Als sie die erste Kommunikationssoftware dafür entwickelt und zur Marktreife geführt hatte, wuchs bei ihr der Wunsch, sich damit selbständig zu machen. Bei den Telekom-Entscheidern fand sie Verständnis dafür, und mit dem Management-Experten Philip Toepffer, mit dem sie schon im T-Lab zusammengearbeitet hatte, den passenden Geschäftspartner. 2019 gründeten die beiden die Staex GmbH - mit Geld aus eigener Tasche, einem Start-up-Stipendium und etwas Seed-Kapital der Telekom.

Aachen sei bereits auf dem Weg zur Smart City

Was damals ziemlich bescheiden begann, ist mit den Jahren zu einem ernst zu nehmenden Akteur im Bereich Internet der Dinge und Blockchain geworden. Mittlerweile liegt die dritte Version ihrer Staex-Software vor, und ihr Unternehmen, das nun 15 feste und freie Mitarbeiter beschäftigt, hat auch einen ersten Kunden dafür akquiriert. Zusammen mit dem städtischen IT-Dienstleister Regio IT haben Mikityuk und Co. ein neues Mobilitätskonzept für die Stadt Aachen entwickelt.

"Mithilfe unseres Programms werden Parkplätze, Ladestationen für E-Fahrzeuge, öffentliche Verkehrsmittel und andere Einrichtungen rund um den Verkehr miteinander vernetzt", erklärt die Staex-Chefin. "Die dadurch gewonnenen komplexen Informationen zu Verkehrsaufkommen, Mobility-Sharing, ÖPNV oder zu Baustellen helfen den Aachenern, schneller durch die Stadt zu kommen."

Und auch den Kommunen selbst liefern die auf einem Dashboard gebündelten Informationen zu Verkehr, Ausfällen oder Staus detaillierte Daten, die eine nachhaltige Stadtplanung erst möglich machen. "Und das ist nur ein erster Schritt", sagt Mikityuk. Aber auch der zeige schon, dass sich Aachen auf den Weg zur Smart City, zur klugen, vernetzen Stadt, gemacht habe.

→ **Übungsaufgaben**
1: Beantworte die folgenden Fragen zum Text über die Staex GmbH.
(a) In welchem Jahr wurde die Staex GmbH gegründet?
(b) Wie viele feste und freie Mitarbeiter beschäftigt das Unternehmen inzwischen?
(c) Mit welchem städtischen IT-Dienstleister wurde das neue Mobilitätskonzept für Aachen entwickelt?
2: Übertrage aus dem Text über die Staex GmbH den Abschnitt von „Als sie die“ bis einschließlich „etwas Seed-Kapital der Telekom.“ unverändert.

→ **Bereitgestellte Angaben**
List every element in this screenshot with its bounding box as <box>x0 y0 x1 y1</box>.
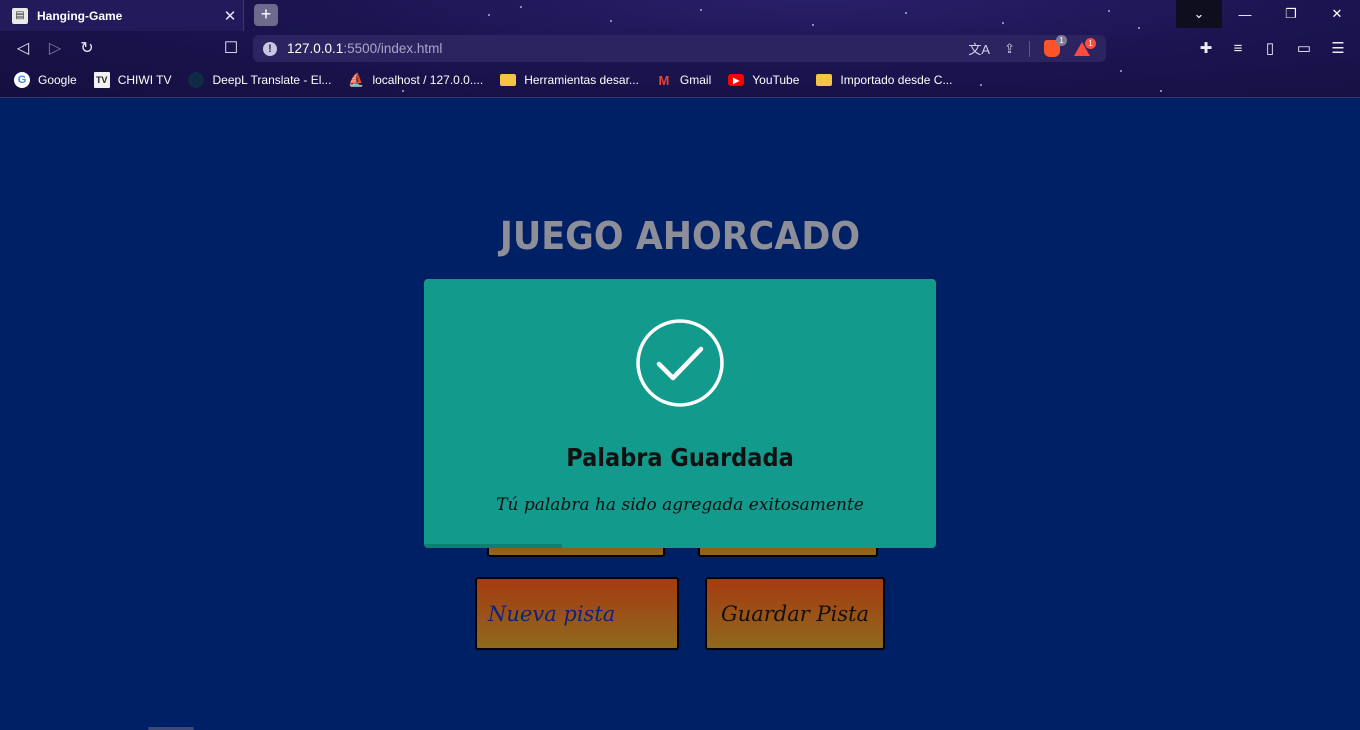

→ **Lösungen**
1:
(a) 2019
(b) 15
(c) Regio IT

2:
Als sie die erste Kommunikationssoftware dafür entwickelt und zur Marktreife geführt hatte, wuchs bei ihr der Wunsch, sich damit selbständig zu machen. Bei den Telekom-Entscheidern fand sie Verständnis dafür, und mit dem Management-Experten Philip Toepffer, mit dem sie schon im T-Lab zusammengearbeitet hatte, den passenden Geschäftspartner. 2019 gründeten die beiden die Staex GmbH - mit Geld aus eigener Tasche, einem Start-up-Stipendium und etwas Seed-Kapital der Telekom.